(Stored records)
--- Begin ---

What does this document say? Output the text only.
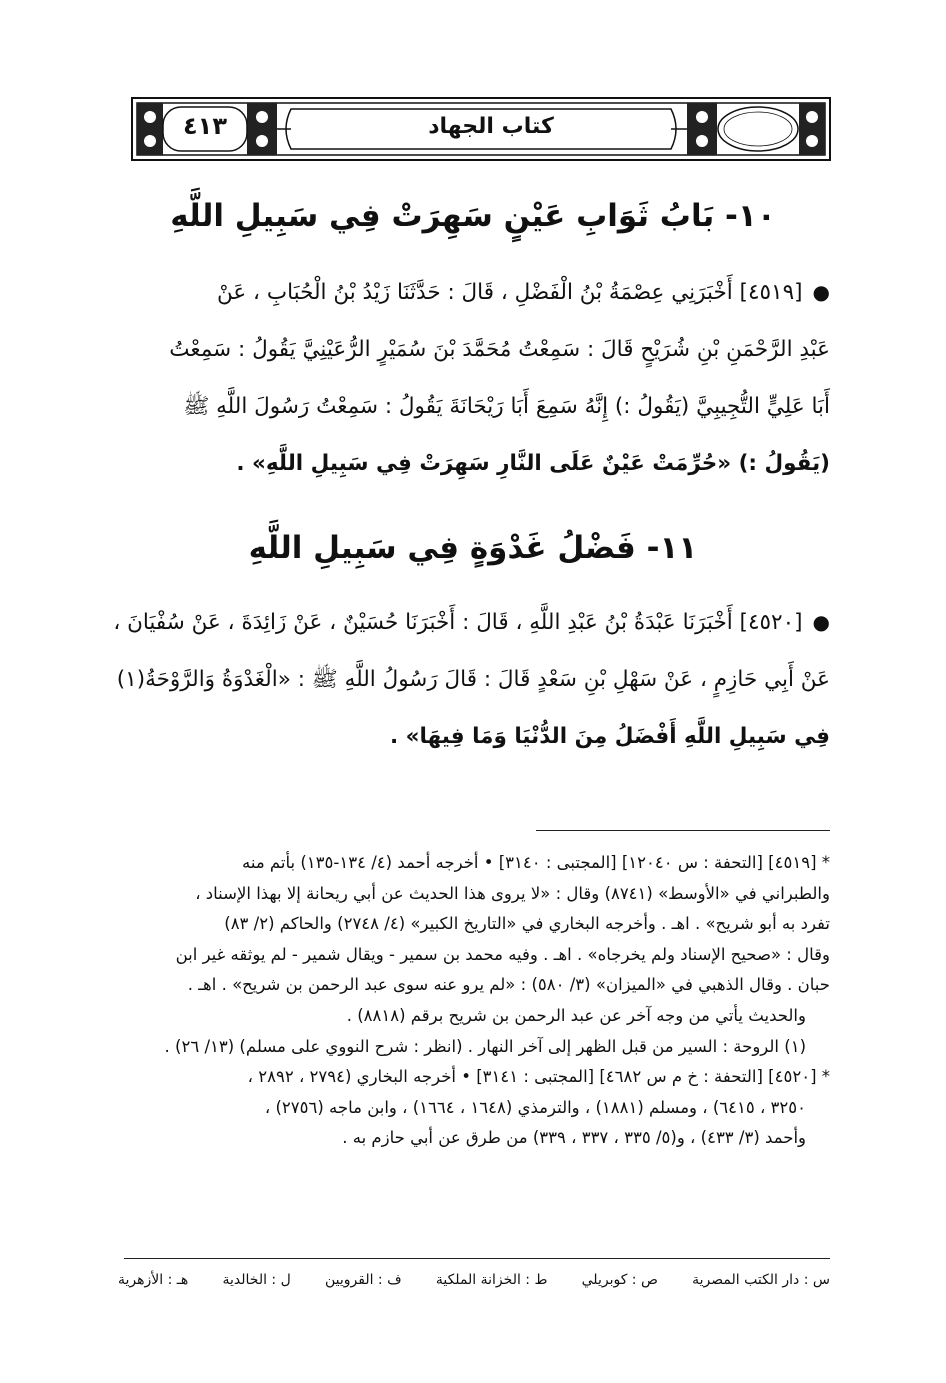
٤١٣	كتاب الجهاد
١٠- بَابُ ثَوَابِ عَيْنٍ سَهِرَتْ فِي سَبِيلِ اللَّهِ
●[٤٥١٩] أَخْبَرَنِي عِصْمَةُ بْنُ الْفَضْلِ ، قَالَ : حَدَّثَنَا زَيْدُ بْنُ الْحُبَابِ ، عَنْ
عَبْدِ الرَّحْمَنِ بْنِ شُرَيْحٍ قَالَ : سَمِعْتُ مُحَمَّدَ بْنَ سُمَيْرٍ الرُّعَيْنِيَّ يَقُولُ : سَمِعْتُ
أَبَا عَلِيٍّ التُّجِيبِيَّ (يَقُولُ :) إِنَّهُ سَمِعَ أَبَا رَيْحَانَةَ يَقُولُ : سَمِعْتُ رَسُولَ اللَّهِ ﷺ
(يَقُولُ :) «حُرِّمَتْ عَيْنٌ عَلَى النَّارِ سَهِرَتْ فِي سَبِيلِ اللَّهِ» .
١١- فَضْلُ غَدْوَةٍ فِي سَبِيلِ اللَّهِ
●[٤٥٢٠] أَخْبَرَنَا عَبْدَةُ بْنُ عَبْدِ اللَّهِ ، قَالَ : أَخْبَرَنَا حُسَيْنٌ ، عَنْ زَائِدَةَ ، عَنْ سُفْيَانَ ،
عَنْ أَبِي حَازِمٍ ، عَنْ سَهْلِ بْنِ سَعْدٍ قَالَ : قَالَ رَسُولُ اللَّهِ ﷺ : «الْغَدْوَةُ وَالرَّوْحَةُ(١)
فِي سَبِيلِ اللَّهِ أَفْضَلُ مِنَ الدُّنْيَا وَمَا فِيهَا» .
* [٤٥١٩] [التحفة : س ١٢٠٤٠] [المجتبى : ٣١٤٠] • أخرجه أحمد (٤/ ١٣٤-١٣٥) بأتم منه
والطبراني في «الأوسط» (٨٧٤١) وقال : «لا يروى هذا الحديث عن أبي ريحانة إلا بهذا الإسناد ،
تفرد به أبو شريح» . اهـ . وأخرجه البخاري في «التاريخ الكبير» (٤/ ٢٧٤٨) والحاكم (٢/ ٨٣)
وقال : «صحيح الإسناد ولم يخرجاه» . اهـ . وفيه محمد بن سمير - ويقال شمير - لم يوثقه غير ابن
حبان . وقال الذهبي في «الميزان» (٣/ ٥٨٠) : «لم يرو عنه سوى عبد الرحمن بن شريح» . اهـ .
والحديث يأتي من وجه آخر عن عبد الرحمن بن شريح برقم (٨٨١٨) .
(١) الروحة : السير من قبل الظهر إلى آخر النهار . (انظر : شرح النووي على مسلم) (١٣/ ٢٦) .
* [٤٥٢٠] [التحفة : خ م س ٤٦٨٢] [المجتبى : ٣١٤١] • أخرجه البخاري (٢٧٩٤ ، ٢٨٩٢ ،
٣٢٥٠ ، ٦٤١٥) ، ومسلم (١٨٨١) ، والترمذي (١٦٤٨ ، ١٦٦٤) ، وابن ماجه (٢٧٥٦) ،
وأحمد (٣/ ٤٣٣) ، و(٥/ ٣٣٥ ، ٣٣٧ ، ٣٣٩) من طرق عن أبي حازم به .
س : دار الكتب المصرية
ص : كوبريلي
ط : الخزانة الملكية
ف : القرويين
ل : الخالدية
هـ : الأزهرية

--- End ---

Repeat every record above exactly, but leave out any pictures.

What does this document say? Output the text only.
٤١٣	كتاب الجهاد
١٠- بَابُ ثَوَابِ عَيْنٍ سَهِرَتْ فِي سَبِيلِ اللَّهِ
●[٤٥١٩] أَخْبَرَنِي عِصْمَةُ بْنُ الْفَضْلِ ، قَالَ : حَدَّثَنَا زَيْدُ بْنُ الْحُبَابِ ، عَنْ
عَبْدِ الرَّحْمَنِ بْنِ شُرَيْحٍ قَالَ : سَمِعْتُ مُحَمَّدَ بْنَ سُمَيْرٍ الرُّعَيْنِيَّ يَقُولُ : سَمِعْتُ
أَبَا عَلِيٍّ التُّجِيبِيَّ (يَقُولُ :) إِنَّهُ سَمِعَ أَبَا رَيْحَانَةَ يَقُولُ : سَمِعْتُ رَسُولَ اللَّهِ ﷺ
(يَقُولُ :) «حُرِّمَتْ عَيْنٌ عَلَى النَّارِ سَهِرَتْ فِي سَبِيلِ اللَّهِ» .
١١- فَضْلُ غَدْوَةٍ فِي سَبِيلِ اللَّهِ
●[٤٥٢٠] أَخْبَرَنَا عَبْدَةُ بْنُ عَبْدِ اللَّهِ ، قَالَ : أَخْبَرَنَا حُسَيْنٌ ، عَنْ زَائِدَةَ ، عَنْ سُفْيَانَ ،
عَنْ أَبِي حَازِمٍ ، عَنْ سَهْلِ بْنِ سَعْدٍ قَالَ : قَالَ رَسُولُ اللَّهِ ﷺ : «الْغَدْوَةُ وَالرَّوْحَةُ(١)
فِي سَبِيلِ اللَّهِ أَفْضَلُ مِنَ الدُّنْيَا وَمَا فِيهَا» .
* [٤٥١٩] [التحفة : س ١٢٠٤٠] [المجتبى : ٣١٤٠] • أخرجه أحمد (٤/ ١٣٤-١٣٥) بأتم منه
والطبراني في «الأوسط» (٨٧٤١) وقال : «لا يروى هذا الحديث عن أبي ريحانة إلا بهذا الإسناد ،
تفرد به أبو شريح» . اهـ . وأخرجه البخاري في «التاريخ الكبير» (٤/ ٢٧٤٨) والحاكم (٢/ ٨٣)
وقال : «صحيح الإسناد ولم يخرجاه» . اهـ . وفيه محمد بن سمير - ويقال شمير - لم يوثقه غير ابن
حبان . وقال الذهبي في «الميزان» (٣/ ٥٨٠) : «لم يرو عنه سوى عبد الرحمن بن شريح» . اهـ .
والحديث يأتي من وجه آخر عن عبد الرحمن بن شريح برقم (٨٨١٨) .
(١) الروحة : السير من قبل الظهر إلى آخر النهار . (انظر : شرح النووي على مسلم) (١٣/ ٢٦) .
* [٤٥٢٠] [التحفة : خ م س ٤٦٨٢] [المجتبى : ٣١٤١] • أخرجه البخاري (٢٧٩٤ ، ٢٨٩٢ ،
٣٢٥٠ ، ٦٤١٥) ، ومسلم (١٨٨١) ، والترمذي (١٦٤٨ ، ١٦٦٤) ، وابن ماجه (٢٧٥٦) ،
وأحمد (٣/ ٤٣٣) ، و(٥/ ٣٣٥ ، ٣٣٧ ، ٣٣٩) من طرق عن أبي حازم به .
س : دار الكتب المصرية
ص : كوبريلي
ط : الخزانة الملكية
ف : القرويين
ل : الخالدية
هـ : الأزهرية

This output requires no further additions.